====== The data ======
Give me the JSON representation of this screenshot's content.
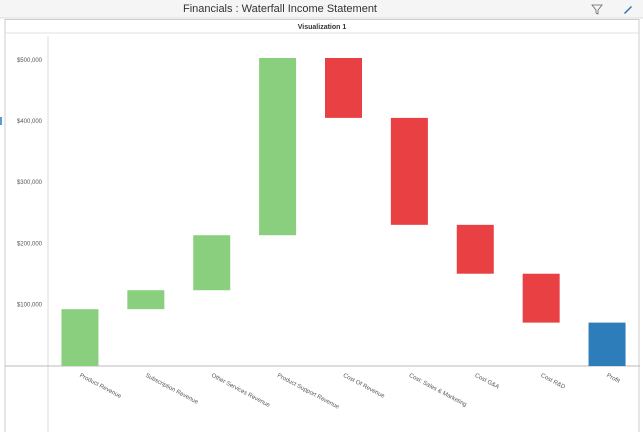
{
  "header": {
    "title": "Financials : Waterfall Income Statement"
  },
  "chart_data": {
    "type": "waterfall",
    "title": "Visualization 1",
    "categories": [
      "Product Revenue",
      "Subscription Revenue",
      "Other Services Revenue",
      "Product Support Revenue",
      "Cost Of Revenue",
      "Cost: Sales & Marketing",
      "Cost G&A",
      "Cost R&D",
      "Profit"
    ],
    "values": [
      93000,
      31000,
      90000,
      290000,
      -98000,
      -175000,
      -80000,
      -80000,
      71000
    ],
    "measures": [
      "relative",
      "relative",
      "relative",
      "relative",
      "relative",
      "relative",
      "relative",
      "relative",
      "total"
    ],
    "colors": {
      "increase": "#8acf7e",
      "decrease": "#e94143",
      "total": "#2e7dbb"
    },
    "ylim": [
      0,
      540000
    ],
    "yticks": [
      {
        "value": 100000,
        "label": "$100,000"
      },
      {
        "value": 200000,
        "label": "$200,000"
      },
      {
        "value": 300000,
        "label": "$300,000"
      },
      {
        "value": 400000,
        "label": "$400,000"
      },
      {
        "value": 500000,
        "label": "$500,000"
      }
    ],
    "grid": false
  }
}
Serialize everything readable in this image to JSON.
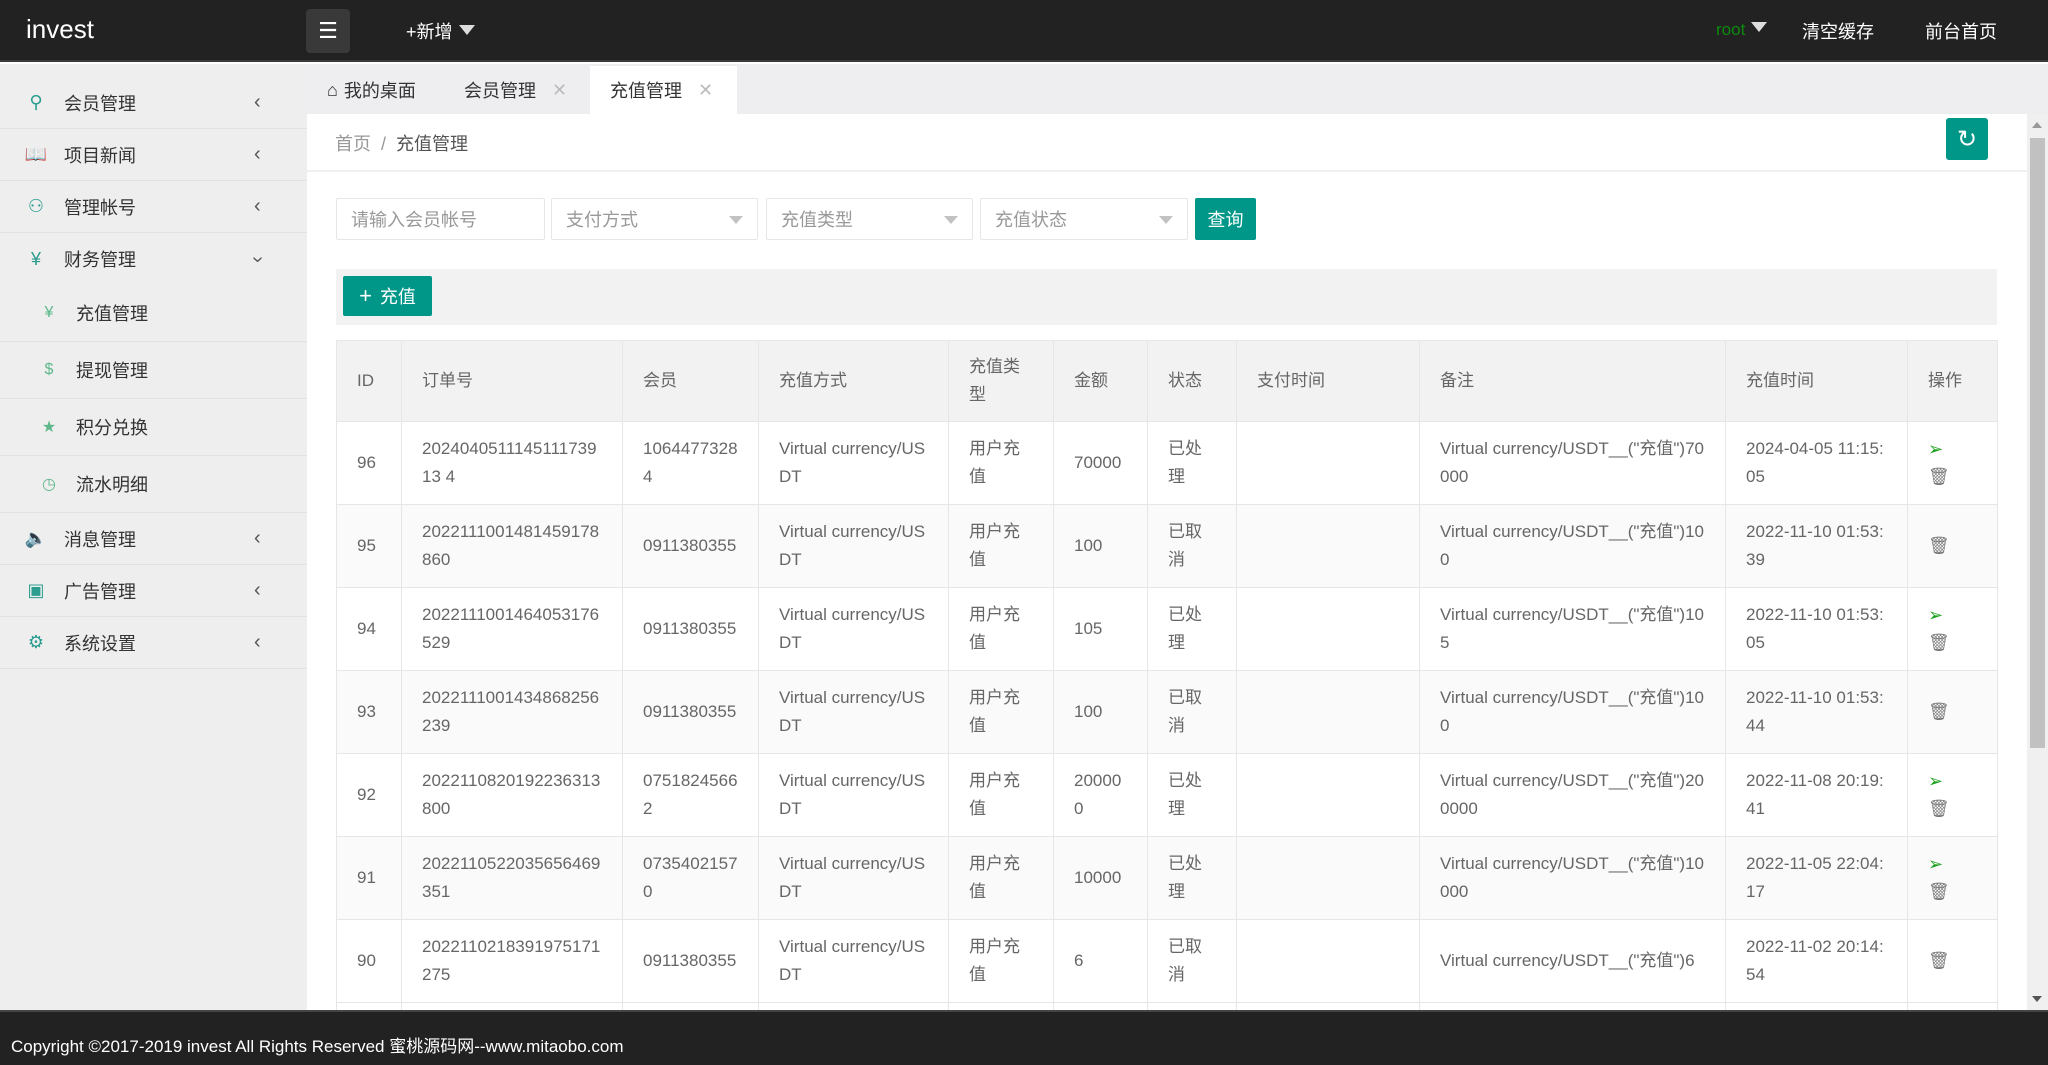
{
  "header": {
    "logo": "invest",
    "menu_icon": "list-icon",
    "add_label": "+新增",
    "user": "root",
    "clear_cache": "清空缓存",
    "front_home": "前台首页"
  },
  "sidebar": {
    "items": [
      {
        "label": "会员管理",
        "icon": "user-icon"
      },
      {
        "label": "项目新闻",
        "icon": "book-icon"
      },
      {
        "label": "管理帐号",
        "icon": "users-icon"
      },
      {
        "label": "财务管理",
        "icon": "yen-icon",
        "expanded": true
      },
      {
        "label": "消息管理",
        "icon": "speaker-icon"
      },
      {
        "label": "广告管理",
        "icon": "image-icon"
      },
      {
        "label": "系统设置",
        "icon": "gear-icon"
      }
    ],
    "sub_items": [
      {
        "label": "充值管理",
        "icon": "yen-icon"
      },
      {
        "label": "提现管理",
        "icon": "dollar-icon"
      },
      {
        "label": "积分兑换",
        "icon": "star-icon"
      },
      {
        "label": "流水明细",
        "icon": "clock-icon"
      }
    ]
  },
  "tabs": [
    {
      "label": "我的桌面"
    },
    {
      "label": "会员管理"
    },
    {
      "label": "充值管理",
      "active": true
    }
  ],
  "breadcrumb": {
    "home": "首页",
    "sep": "/",
    "current": "充值管理"
  },
  "filters": {
    "member_placeholder": "请输入会员帐号",
    "pay_method": "支付方式",
    "recharge_type": "充值类型",
    "recharge_status": "充值状态",
    "query": "查询"
  },
  "toolbar": {
    "add_label": "充值"
  },
  "colors": {
    "accent": "#009688",
    "header_bg": "#222222",
    "sidebar_bg": "#eeeeee",
    "user_green": "#0c8a0c"
  },
  "table": {
    "headers": [
      "ID",
      "订单号",
      "会员",
      "充值方式",
      "充值类型",
      "金额",
      "状态",
      "支付时间",
      "备注",
      "充值时间",
      "操作"
    ],
    "rows": [
      {
        "id": "96",
        "order": "20240405111451117391 34",
        "order_text": "202404051114511173913 4",
        "member": "10644773284",
        "method": "Virtual currency/USDT",
        "type": "用户充值",
        "amount": "70000",
        "status": "已处理",
        "pay_time": "",
        "note": "Virtual currency/USDT__(\"充值\")70000",
        "time": "2024-04-05 11:15:05",
        "send": true
      },
      {
        "id": "95",
        "order_text": "2022111001481459178860",
        "member": "0911380355",
        "method": "Virtual currency/USDT",
        "type": "用户充值",
        "amount": "100",
        "status": "已取消",
        "pay_time": "",
        "note": "Virtual currency/USDT__(\"充值\")100",
        "time": "2022-11-10 01:53:39",
        "send": false
      },
      {
        "id": "94",
        "order_text": "2022111001464053176529",
        "member": "0911380355",
        "method": "Virtual currency/USDT",
        "type": "用户充值",
        "amount": "105",
        "status": "已处理",
        "pay_time": "",
        "note": "Virtual currency/USDT__(\"充值\")105",
        "time": "2022-11-10 01:53:05",
        "send": true
      },
      {
        "id": "93",
        "order_text": "2022111001434868256239",
        "member": "0911380355",
        "method": "Virtual currency/USDT",
        "type": "用户充值",
        "amount": "100",
        "status": "已取消",
        "pay_time": "",
        "note": "Virtual currency/USDT__(\"充值\")100",
        "time": "2022-11-10 01:53:44",
        "send": false
      },
      {
        "id": "92",
        "order_text": "2022110820192236313800",
        "member": "07518245662",
        "method": "Virtual currency/USDT",
        "type": "用户充值",
        "amount": "200000",
        "status": "已处理",
        "pay_time": "",
        "note": "Virtual currency/USDT__(\"充值\")200000",
        "time": "2022-11-08 20:19:41",
        "send": true
      },
      {
        "id": "91",
        "order_text": "2022110522035656469351",
        "member": "07354021570",
        "method": "Virtual currency/USDT",
        "type": "用户充值",
        "amount": "10000",
        "status": "已处理",
        "pay_time": "",
        "note": "Virtual currency/USDT__(\"充值\")10000",
        "time": "2022-11-05 22:04:17",
        "send": true
      },
      {
        "id": "90",
        "order_text": "2022110218391975171275",
        "member": "0911380355",
        "method": "Virtual currency/USDT",
        "type": "用户充值",
        "amount": "6",
        "status": "已取消",
        "pay_time": "",
        "note": "Virtual currency/USDT__(\"充值\")6",
        "time": "2022-11-02 20:14:54",
        "send": false
      }
    ]
  },
  "footer": {
    "copyright": "Copyright ©2017-2019 invest All Rights Reserved 蜜桃源码网--www.mitaobo.com"
  }
}
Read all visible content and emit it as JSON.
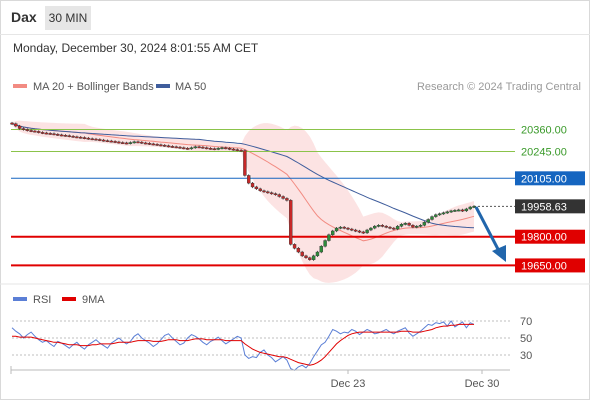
{
  "header": {
    "symbol": "Dax",
    "timeframe": "30 MIN"
  },
  "datetime": "Monday, December 30, 2024 8:01:55 AM CET",
  "legend": {
    "ma20": "MA 20 + Bollinger Bands",
    "ma50": "MA 50",
    "credit": "Research © 2024 Trading Central"
  },
  "colors": {
    "ma20": "#f28b82",
    "ma50": "#3f5d9c",
    "up": "#2e8b3a",
    "down": "#c62828",
    "resistance": "#8bc34a",
    "pivot": "#1565c0",
    "support": "#e00000",
    "arrow": "#2166ac",
    "rsi": "#5b7fd6",
    "rsi_ma": "#e00000"
  },
  "chart_data": [
    {
      "type": "candlestick",
      "ylim": [
        19500,
        20500
      ],
      "levels": [
        {
          "value": "20360.00",
          "kind": "resistance"
        },
        {
          "value": "20245.00",
          "kind": "resistance"
        },
        {
          "value": "20105.00",
          "kind": "pivot"
        },
        {
          "value": "19958.63",
          "kind": "last"
        },
        {
          "value": "19800.00",
          "kind": "support"
        },
        {
          "value": "19650.00",
          "kind": "support"
        }
      ],
      "closes": [
        20390,
        20378,
        20365,
        20360,
        20355,
        20352,
        20350,
        20345,
        20342,
        20340,
        20338,
        20335,
        20332,
        20330,
        20328,
        20325,
        20322,
        20320,
        20318,
        20315,
        20312,
        20310,
        20308,
        20305,
        20302,
        20300,
        20298,
        20295,
        20292,
        20290,
        20288,
        20292,
        20296,
        20294,
        20290,
        20288,
        20285,
        20283,
        20280,
        20278,
        20275,
        20272,
        20270,
        20268,
        20265,
        20262,
        20260,
        20265,
        20270,
        20268,
        20265,
        20262,
        20260,
        20258,
        20262,
        20265,
        20262,
        20258,
        20255,
        20252,
        20250,
        20120,
        20080,
        20060,
        20050,
        20040,
        20035,
        20030,
        20025,
        20020,
        20010,
        20000,
        19990,
        19760,
        19740,
        19720,
        19700,
        19690,
        19680,
        19700,
        19720,
        19750,
        19780,
        19810,
        19830,
        19845,
        19850,
        19845,
        19840,
        19835,
        19830,
        19825,
        19820,
        19835,
        19845,
        19855,
        19860,
        19855,
        19850,
        19845,
        19840,
        19855,
        19865,
        19870,
        19860,
        19850,
        19855,
        19860,
        19875,
        19890,
        19905,
        19915,
        19920,
        19925,
        19930,
        19935,
        19938,
        19940,
        19935,
        19945,
        19955,
        19958.63
      ],
      "ma20_legend": "MA 20 + Bollinger Bands",
      "ma50_legend": "MA 50"
    },
    {
      "type": "line",
      "series": [
        {
          "name": "RSI"
        },
        {
          "name": "9MA"
        }
      ],
      "ylim": [
        0,
        100
      ],
      "yticks": [
        "70",
        "50",
        "30"
      ],
      "xticks": [
        "Dec 23",
        "Dec 30"
      ],
      "rsi": [
        62,
        58,
        55,
        50,
        54,
        57,
        52,
        48,
        45,
        47,
        43,
        40,
        46,
        44,
        41,
        38,
        42,
        45,
        40,
        37,
        42,
        45,
        48,
        44,
        41,
        38,
        44,
        47,
        50,
        46,
        43,
        46,
        52,
        55,
        50,
        47,
        44,
        40,
        43,
        48,
        53,
        55,
        50,
        46,
        42,
        44,
        50,
        54,
        52,
        49,
        45,
        42,
        46,
        48,
        51,
        47,
        43,
        46,
        49,
        52,
        50,
        30,
        26,
        28,
        27,
        33,
        36,
        30,
        27,
        22,
        25,
        28,
        24,
        14,
        12,
        16,
        18,
        15,
        20,
        28,
        35,
        42,
        45,
        52,
        60,
        58,
        55,
        57,
        56,
        60,
        58,
        54,
        57,
        60,
        58,
        55,
        56,
        58,
        60,
        57,
        55,
        58,
        60,
        62,
        56,
        52,
        55,
        58,
        62,
        66,
        65,
        68,
        67,
        69,
        64,
        70,
        63,
        66,
        69,
        62,
        68,
        66
      ],
      "rsi_ma": [
        52,
        52,
        51,
        51,
        51,
        51,
        50,
        49,
        48,
        47,
        46,
        45,
        45,
        44,
        43,
        42,
        42,
        42,
        41,
        41,
        41,
        42,
        42,
        43,
        43,
        43,
        43,
        44,
        45,
        45,
        45,
        45,
        46,
        47,
        47,
        47,
        47,
        46,
        46,
        46,
        47,
        48,
        48,
        48,
        47,
        47,
        47,
        48,
        49,
        49,
        49,
        48,
        48,
        48,
        48,
        48,
        47,
        47,
        47,
        47,
        47,
        43,
        40,
        37,
        35,
        33,
        32,
        31,
        30,
        29,
        28,
        28,
        27,
        25,
        23,
        21,
        20,
        19,
        18,
        19,
        21,
        24,
        28,
        33,
        38,
        43,
        47,
        50,
        53,
        55,
        56,
        57,
        57,
        57,
        57,
        57,
        57,
        57,
        57,
        57,
        57,
        57,
        58,
        58,
        58,
        57,
        57,
        57,
        58,
        59,
        60,
        62,
        63,
        64,
        64,
        65,
        65,
        66,
        66,
        66,
        66,
        66
      ]
    }
  ]
}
======
◆ Exercise prompt:
Above are several records. Count the lines among them that contain "Revenue" and give only the total.

◆ Output of the task:
5